* **Prompt**: Write out exactly the lines running from the one that contains "What data was" through the end of the material.

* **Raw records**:
** START **
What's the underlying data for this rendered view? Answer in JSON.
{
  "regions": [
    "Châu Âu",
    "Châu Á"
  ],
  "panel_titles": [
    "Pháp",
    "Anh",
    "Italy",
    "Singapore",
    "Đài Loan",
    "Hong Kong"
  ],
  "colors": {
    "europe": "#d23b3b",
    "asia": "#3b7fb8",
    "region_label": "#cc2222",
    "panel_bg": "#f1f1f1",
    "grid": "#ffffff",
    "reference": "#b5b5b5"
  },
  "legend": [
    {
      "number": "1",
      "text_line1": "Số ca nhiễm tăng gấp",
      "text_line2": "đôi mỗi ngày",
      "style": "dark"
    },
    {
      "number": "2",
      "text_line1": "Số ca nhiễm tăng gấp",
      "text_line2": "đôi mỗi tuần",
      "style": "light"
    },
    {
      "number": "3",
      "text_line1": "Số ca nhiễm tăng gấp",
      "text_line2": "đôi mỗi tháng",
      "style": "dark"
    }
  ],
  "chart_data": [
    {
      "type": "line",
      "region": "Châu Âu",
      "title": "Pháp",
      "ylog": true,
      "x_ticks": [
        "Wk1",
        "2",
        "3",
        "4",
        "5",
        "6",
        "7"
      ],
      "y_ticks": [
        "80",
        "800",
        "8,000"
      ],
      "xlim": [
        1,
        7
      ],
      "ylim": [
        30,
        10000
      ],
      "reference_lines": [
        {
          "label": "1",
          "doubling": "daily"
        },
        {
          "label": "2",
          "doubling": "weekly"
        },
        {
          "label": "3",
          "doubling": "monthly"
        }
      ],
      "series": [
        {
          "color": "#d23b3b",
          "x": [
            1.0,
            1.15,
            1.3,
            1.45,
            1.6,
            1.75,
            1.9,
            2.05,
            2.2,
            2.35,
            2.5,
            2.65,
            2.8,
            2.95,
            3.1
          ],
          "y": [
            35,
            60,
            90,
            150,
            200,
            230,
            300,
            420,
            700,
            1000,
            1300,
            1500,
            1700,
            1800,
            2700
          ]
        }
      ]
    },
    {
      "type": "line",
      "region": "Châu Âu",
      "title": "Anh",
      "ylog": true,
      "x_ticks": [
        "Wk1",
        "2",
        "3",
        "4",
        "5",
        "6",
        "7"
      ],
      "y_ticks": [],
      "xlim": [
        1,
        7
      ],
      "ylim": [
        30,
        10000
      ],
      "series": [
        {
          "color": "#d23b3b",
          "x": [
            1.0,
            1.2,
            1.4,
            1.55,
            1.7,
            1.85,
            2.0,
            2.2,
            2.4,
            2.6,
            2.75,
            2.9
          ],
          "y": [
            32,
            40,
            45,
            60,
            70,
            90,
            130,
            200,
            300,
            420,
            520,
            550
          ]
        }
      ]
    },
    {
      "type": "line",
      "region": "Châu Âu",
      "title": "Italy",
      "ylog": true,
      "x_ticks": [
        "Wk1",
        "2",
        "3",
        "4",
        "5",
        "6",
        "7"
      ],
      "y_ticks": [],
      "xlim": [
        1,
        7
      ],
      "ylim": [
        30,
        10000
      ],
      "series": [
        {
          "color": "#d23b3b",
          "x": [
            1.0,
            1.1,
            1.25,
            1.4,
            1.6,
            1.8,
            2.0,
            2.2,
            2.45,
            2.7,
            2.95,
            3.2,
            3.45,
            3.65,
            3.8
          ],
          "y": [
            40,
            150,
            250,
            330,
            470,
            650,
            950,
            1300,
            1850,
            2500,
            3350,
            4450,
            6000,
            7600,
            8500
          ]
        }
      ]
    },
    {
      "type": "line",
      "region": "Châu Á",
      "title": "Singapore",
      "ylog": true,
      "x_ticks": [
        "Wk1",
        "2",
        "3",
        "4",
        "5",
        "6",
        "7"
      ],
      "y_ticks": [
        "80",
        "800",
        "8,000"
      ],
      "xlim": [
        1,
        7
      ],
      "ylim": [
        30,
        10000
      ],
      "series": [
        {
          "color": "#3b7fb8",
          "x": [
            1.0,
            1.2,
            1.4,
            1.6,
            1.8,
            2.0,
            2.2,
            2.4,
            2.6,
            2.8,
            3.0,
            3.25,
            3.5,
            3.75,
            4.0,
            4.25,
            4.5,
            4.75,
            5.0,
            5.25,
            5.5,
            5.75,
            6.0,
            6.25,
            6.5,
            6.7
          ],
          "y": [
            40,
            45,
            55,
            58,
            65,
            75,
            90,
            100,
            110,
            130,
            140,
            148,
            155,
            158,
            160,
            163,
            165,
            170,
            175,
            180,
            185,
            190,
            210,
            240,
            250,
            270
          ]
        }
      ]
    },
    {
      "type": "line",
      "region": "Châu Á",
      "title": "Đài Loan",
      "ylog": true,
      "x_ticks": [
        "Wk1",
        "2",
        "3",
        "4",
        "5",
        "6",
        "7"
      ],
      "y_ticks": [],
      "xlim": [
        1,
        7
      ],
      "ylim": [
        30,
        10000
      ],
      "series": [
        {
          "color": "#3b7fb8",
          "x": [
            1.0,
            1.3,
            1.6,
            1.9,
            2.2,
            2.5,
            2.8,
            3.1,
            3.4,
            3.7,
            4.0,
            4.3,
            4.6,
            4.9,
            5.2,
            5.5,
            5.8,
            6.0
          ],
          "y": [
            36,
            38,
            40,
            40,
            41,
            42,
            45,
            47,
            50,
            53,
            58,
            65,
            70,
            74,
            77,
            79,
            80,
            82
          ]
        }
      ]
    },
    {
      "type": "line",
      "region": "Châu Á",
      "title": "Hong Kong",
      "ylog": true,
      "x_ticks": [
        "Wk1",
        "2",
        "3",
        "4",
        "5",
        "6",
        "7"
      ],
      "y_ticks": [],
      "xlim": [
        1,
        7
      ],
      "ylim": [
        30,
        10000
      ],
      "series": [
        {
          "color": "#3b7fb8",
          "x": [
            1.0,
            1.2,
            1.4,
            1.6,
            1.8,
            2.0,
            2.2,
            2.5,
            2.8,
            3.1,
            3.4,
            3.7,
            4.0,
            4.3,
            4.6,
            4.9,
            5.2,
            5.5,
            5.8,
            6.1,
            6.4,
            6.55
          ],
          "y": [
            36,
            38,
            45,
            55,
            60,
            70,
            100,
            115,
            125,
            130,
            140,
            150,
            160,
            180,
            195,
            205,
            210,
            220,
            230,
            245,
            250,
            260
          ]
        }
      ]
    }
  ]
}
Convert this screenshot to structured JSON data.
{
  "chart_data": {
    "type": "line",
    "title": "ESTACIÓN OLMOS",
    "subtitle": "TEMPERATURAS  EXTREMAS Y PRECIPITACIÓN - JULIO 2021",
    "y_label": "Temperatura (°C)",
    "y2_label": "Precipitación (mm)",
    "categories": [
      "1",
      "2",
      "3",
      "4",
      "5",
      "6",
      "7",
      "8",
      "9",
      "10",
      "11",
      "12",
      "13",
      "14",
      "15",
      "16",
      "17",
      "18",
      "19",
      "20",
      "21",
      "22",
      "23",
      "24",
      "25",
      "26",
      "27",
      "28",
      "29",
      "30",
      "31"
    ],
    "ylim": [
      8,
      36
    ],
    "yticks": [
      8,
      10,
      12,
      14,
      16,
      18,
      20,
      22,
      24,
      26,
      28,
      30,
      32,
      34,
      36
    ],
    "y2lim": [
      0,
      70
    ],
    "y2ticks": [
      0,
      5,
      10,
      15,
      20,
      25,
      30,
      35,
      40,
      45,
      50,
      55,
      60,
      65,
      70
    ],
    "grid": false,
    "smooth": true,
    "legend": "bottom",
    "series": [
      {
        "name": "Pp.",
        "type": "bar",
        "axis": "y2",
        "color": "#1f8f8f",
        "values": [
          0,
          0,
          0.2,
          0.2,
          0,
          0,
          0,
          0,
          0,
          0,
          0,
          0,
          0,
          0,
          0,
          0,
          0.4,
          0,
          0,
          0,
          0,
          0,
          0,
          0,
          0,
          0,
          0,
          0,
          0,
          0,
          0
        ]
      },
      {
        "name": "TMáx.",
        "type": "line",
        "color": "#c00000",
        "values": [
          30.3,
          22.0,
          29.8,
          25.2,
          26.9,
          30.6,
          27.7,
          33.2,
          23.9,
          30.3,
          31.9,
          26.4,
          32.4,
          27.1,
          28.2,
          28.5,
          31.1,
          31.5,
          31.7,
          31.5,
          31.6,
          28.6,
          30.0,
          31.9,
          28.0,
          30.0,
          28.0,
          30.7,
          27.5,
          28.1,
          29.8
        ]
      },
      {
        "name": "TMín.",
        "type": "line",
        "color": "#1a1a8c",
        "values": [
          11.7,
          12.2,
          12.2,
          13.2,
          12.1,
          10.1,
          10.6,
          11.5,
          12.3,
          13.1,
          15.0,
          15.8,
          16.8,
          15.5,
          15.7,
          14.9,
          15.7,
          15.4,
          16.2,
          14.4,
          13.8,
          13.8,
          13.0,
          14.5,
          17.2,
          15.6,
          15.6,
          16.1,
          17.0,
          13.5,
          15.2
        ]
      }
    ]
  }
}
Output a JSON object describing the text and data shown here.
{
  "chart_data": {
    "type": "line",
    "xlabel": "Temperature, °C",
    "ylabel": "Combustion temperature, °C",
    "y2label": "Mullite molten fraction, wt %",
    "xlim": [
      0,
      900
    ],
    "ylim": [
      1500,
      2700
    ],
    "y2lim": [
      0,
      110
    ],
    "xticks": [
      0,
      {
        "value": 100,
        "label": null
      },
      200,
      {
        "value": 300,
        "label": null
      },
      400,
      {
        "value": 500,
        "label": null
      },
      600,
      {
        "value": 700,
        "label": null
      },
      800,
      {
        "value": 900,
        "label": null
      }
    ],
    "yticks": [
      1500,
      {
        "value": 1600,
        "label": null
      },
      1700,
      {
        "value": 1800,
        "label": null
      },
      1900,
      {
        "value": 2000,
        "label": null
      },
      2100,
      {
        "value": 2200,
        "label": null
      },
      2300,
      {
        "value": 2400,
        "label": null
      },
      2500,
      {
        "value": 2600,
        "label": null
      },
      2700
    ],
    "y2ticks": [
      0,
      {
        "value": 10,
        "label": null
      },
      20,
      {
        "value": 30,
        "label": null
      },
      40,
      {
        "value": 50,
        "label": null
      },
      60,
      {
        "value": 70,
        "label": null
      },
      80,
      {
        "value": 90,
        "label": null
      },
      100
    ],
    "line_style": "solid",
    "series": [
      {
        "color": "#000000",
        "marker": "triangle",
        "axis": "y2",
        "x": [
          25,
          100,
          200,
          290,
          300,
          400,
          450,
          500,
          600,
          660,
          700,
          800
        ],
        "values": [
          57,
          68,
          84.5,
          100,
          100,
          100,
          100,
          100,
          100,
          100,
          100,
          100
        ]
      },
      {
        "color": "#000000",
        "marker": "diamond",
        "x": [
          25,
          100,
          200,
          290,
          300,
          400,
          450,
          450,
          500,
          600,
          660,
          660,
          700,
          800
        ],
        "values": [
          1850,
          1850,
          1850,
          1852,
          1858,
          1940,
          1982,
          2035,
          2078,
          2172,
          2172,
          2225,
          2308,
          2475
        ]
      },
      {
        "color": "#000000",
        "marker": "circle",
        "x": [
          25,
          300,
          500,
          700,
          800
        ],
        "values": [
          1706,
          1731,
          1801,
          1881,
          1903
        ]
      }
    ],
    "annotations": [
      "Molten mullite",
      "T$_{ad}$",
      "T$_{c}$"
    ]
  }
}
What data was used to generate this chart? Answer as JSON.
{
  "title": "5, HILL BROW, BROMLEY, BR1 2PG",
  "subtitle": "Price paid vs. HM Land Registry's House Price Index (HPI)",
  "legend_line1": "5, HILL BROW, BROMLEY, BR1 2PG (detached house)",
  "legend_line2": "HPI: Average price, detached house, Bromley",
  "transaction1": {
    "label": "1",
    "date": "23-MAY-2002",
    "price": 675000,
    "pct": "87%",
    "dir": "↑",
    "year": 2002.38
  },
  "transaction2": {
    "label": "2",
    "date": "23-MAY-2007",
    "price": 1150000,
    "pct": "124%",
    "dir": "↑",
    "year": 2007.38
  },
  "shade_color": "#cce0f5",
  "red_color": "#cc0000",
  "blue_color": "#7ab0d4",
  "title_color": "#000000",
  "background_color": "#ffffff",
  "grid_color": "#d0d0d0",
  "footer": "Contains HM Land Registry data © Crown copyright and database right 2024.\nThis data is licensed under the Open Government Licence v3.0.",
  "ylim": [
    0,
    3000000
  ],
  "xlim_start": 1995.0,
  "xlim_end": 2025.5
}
** END **
* **Full solution**:
What data was used to generate this chart? Answer as JSON.
{
  "title": "5, HILL BROW, BROMLEY, BR1 2PG",
  "subtitle": "Price paid vs. HM Land Registry's House Price Index (HPI)",
  "legend_line1": "5, HILL BROW, BROMLEY, BR1 2PG (detached house)",
  "legend_line2": "HPI: Average price, detached house, Bromley",
  "transaction1": {
    "label": "1",
    "date": "23-MAY-2002",
    "price": 675000,
    "pct": "87%",
    "dir": "↑",
    "year": 2002.38
  },
  "transaction2": {
    "label": "2",
    "date": "23-MAY-2007",
    "price": 1150000,
    "pct": "124%",
    "dir": "↑",
    "year": 2007.38
  },
  "shade_color": "#cce0f5",
  "red_color": "#cc0000",
  "blue_color": "#7ab0d4",
  "title_color": "#000000",
  "background_color": "#ffffff",
  "grid_color": "#d0d0d0",
  "footer": "Contains HM Land Registry data © Crown copyright and database right 2024.\nThis data is licensed under the Open Government Licence v3.0.",
  "ylim": [
    0,
    3000000
  ],
  "xlim_start": 1995.0,
  "xlim_end": 2025.5
}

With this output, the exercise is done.